GIVEN INSTRUCTION:
Transcribe all of the data exactly. Omit the pictures.

SUPPLIED DATA:
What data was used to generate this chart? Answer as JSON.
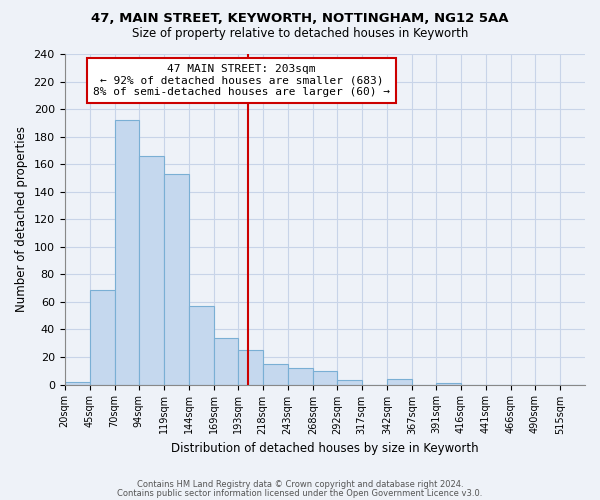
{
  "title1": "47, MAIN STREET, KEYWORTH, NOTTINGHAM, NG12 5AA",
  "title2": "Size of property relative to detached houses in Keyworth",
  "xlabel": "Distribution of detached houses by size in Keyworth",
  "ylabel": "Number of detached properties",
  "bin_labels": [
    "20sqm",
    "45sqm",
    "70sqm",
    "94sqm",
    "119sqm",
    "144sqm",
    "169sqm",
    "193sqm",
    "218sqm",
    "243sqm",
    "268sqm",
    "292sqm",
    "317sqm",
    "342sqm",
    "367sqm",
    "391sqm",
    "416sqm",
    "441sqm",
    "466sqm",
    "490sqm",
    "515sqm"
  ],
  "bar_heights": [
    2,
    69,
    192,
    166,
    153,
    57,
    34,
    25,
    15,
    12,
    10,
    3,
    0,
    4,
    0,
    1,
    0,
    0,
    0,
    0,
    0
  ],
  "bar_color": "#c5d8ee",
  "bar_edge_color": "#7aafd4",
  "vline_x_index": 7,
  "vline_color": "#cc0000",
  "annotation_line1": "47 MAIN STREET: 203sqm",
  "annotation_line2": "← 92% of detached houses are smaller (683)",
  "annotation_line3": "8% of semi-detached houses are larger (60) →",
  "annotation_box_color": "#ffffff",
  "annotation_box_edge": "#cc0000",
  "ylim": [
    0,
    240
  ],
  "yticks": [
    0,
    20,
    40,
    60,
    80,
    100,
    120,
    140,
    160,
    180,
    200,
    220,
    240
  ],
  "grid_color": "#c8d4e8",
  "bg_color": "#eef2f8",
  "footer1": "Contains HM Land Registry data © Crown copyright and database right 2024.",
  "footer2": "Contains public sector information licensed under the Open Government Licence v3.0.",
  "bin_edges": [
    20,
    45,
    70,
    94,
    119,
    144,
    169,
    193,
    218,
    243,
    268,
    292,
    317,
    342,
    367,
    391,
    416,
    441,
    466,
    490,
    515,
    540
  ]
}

FULL ANSWER:
What data was used to generate this chart? Answer as JSON.
{
  "title1": "47, MAIN STREET, KEYWORTH, NOTTINGHAM, NG12 5AA",
  "title2": "Size of property relative to detached houses in Keyworth",
  "xlabel": "Distribution of detached houses by size in Keyworth",
  "ylabel": "Number of detached properties",
  "bin_labels": [
    "20sqm",
    "45sqm",
    "70sqm",
    "94sqm",
    "119sqm",
    "144sqm",
    "169sqm",
    "193sqm",
    "218sqm",
    "243sqm",
    "268sqm",
    "292sqm",
    "317sqm",
    "342sqm",
    "367sqm",
    "391sqm",
    "416sqm",
    "441sqm",
    "466sqm",
    "490sqm",
    "515sqm"
  ],
  "bar_heights": [
    2,
    69,
    192,
    166,
    153,
    57,
    34,
    25,
    15,
    12,
    10,
    3,
    0,
    4,
    0,
    1,
    0,
    0,
    0,
    0,
    0
  ],
  "bar_color": "#c5d8ee",
  "bar_edge_color": "#7aafd4",
  "vline_x_index": 7,
  "vline_color": "#cc0000",
  "annotation_line1": "47 MAIN STREET: 203sqm",
  "annotation_line2": "← 92% of detached houses are smaller (683)",
  "annotation_line3": "8% of semi-detached houses are larger (60) →",
  "annotation_box_color": "#ffffff",
  "annotation_box_edge": "#cc0000",
  "ylim": [
    0,
    240
  ],
  "yticks": [
    0,
    20,
    40,
    60,
    80,
    100,
    120,
    140,
    160,
    180,
    200,
    220,
    240
  ],
  "grid_color": "#c8d4e8",
  "bg_color": "#eef2f8",
  "footer1": "Contains HM Land Registry data © Crown copyright and database right 2024.",
  "footer2": "Contains public sector information licensed under the Open Government Licence v3.0.",
  "bin_edges": [
    20,
    45,
    70,
    94,
    119,
    144,
    169,
    193,
    218,
    243,
    268,
    292,
    317,
    342,
    367,
    391,
    416,
    441,
    466,
    490,
    515,
    540
  ]
}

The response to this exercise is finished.